*Set exercise*. Copy out all of the data below with no alterations.

*Record excerpts*.
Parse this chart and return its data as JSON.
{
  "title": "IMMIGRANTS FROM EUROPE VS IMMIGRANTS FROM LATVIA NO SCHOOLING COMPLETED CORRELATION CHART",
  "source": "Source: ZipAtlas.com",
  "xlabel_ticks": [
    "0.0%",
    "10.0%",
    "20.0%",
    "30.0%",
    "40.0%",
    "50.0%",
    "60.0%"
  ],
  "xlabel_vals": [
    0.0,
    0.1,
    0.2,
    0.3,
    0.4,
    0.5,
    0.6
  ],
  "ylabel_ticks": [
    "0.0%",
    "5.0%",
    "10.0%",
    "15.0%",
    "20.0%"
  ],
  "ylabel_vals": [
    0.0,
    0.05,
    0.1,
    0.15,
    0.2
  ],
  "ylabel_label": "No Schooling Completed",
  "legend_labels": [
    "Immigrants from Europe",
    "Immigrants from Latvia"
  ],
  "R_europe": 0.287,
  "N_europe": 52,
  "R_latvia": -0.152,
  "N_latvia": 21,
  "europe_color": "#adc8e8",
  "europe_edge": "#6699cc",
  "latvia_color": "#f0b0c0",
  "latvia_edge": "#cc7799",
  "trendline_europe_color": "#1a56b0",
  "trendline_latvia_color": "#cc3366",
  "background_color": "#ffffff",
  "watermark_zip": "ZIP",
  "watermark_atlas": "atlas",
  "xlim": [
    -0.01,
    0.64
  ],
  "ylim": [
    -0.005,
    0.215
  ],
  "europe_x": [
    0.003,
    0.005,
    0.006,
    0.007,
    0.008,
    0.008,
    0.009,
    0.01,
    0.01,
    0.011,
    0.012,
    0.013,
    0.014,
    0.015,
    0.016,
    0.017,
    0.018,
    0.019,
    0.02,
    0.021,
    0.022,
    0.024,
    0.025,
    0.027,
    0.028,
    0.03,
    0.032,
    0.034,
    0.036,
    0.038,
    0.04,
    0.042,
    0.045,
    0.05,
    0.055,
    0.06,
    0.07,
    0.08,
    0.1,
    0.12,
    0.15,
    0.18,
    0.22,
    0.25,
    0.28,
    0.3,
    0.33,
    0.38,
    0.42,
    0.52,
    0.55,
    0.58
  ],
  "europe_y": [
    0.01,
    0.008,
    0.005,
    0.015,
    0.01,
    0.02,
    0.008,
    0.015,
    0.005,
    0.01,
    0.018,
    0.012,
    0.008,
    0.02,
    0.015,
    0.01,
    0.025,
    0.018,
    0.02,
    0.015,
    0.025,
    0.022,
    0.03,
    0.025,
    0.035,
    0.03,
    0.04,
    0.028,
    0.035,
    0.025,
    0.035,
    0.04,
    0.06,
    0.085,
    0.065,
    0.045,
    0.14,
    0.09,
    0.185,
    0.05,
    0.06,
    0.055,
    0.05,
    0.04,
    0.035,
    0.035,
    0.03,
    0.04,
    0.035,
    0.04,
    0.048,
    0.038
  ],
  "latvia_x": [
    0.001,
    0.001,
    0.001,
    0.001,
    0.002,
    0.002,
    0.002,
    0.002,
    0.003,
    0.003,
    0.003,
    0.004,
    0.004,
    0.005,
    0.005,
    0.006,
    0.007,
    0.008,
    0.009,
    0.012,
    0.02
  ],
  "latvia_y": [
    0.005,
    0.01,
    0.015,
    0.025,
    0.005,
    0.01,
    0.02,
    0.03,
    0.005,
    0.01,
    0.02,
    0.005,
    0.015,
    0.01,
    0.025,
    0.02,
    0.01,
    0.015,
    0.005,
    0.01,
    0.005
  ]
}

*Worked answer*.
Parse this chart and return its data as JSON.
{
  "title": "IMMIGRANTS FROM EUROPE VS IMMIGRANTS FROM LATVIA NO SCHOOLING COMPLETED CORRELATION CHART",
  "source": "Source: ZipAtlas.com",
  "xlabel_ticks": [
    "0.0%",
    "10.0%",
    "20.0%",
    "30.0%",
    "40.0%",
    "50.0%",
    "60.0%"
  ],
  "xlabel_vals": [
    0.0,
    0.1,
    0.2,
    0.3,
    0.4,
    0.5,
    0.6
  ],
  "ylabel_ticks": [
    "0.0%",
    "5.0%",
    "10.0%",
    "15.0%",
    "20.0%"
  ],
  "ylabel_vals": [
    0.0,
    0.05,
    0.1,
    0.15,
    0.2
  ],
  "ylabel_label": "No Schooling Completed",
  "legend_labels": [
    "Immigrants from Europe",
    "Immigrants from Latvia"
  ],
  "R_europe": 0.287,
  "N_europe": 52,
  "R_latvia": -0.152,
  "N_latvia": 21,
  "europe_color": "#adc8e8",
  "europe_edge": "#6699cc",
  "latvia_color": "#f0b0c0",
  "latvia_edge": "#cc7799",
  "trendline_europe_color": "#1a56b0",
  "trendline_latvia_color": "#cc3366",
  "background_color": "#ffffff",
  "watermark_zip": "ZIP",
  "watermark_atlas": "atlas",
  "xlim": [
    -0.01,
    0.64
  ],
  "ylim": [
    -0.005,
    0.215
  ],
  "europe_x": [
    0.003,
    0.005,
    0.006,
    0.007,
    0.008,
    0.008,
    0.009,
    0.01,
    0.01,
    0.011,
    0.012,
    0.013,
    0.014,
    0.015,
    0.016,
    0.017,
    0.018,
    0.019,
    0.02,
    0.021,
    0.022,
    0.024,
    0.025,
    0.027,
    0.028,
    0.03,
    0.032,
    0.034,
    0.036,
    0.038,
    0.04,
    0.042,
    0.045,
    0.05,
    0.055,
    0.06,
    0.07,
    0.08,
    0.1,
    0.12,
    0.15,
    0.18,
    0.22,
    0.25,
    0.28,
    0.3,
    0.33,
    0.38,
    0.42,
    0.52,
    0.55,
    0.58
  ],
  "europe_y": [
    0.01,
    0.008,
    0.005,
    0.015,
    0.01,
    0.02,
    0.008,
    0.015,
    0.005,
    0.01,
    0.018,
    0.012,
    0.008,
    0.02,
    0.015,
    0.01,
    0.025,
    0.018,
    0.02,
    0.015,
    0.025,
    0.022,
    0.03,
    0.025,
    0.035,
    0.03,
    0.04,
    0.028,
    0.035,
    0.025,
    0.035,
    0.04,
    0.06,
    0.085,
    0.065,
    0.045,
    0.14,
    0.09,
    0.185,
    0.05,
    0.06,
    0.055,
    0.05,
    0.04,
    0.035,
    0.035,
    0.03,
    0.04,
    0.035,
    0.04,
    0.048,
    0.038
  ],
  "latvia_x": [
    0.001,
    0.001,
    0.001,
    0.001,
    0.002,
    0.002,
    0.002,
    0.002,
    0.003,
    0.003,
    0.003,
    0.004,
    0.004,
    0.005,
    0.005,
    0.006,
    0.007,
    0.008,
    0.009,
    0.012,
    0.02
  ],
  "latvia_y": [
    0.005,
    0.01,
    0.015,
    0.025,
    0.005,
    0.01,
    0.02,
    0.03,
    0.005,
    0.01,
    0.02,
    0.005,
    0.015,
    0.01,
    0.025,
    0.02,
    0.01,
    0.015,
    0.005,
    0.01,
    0.005
  ]
}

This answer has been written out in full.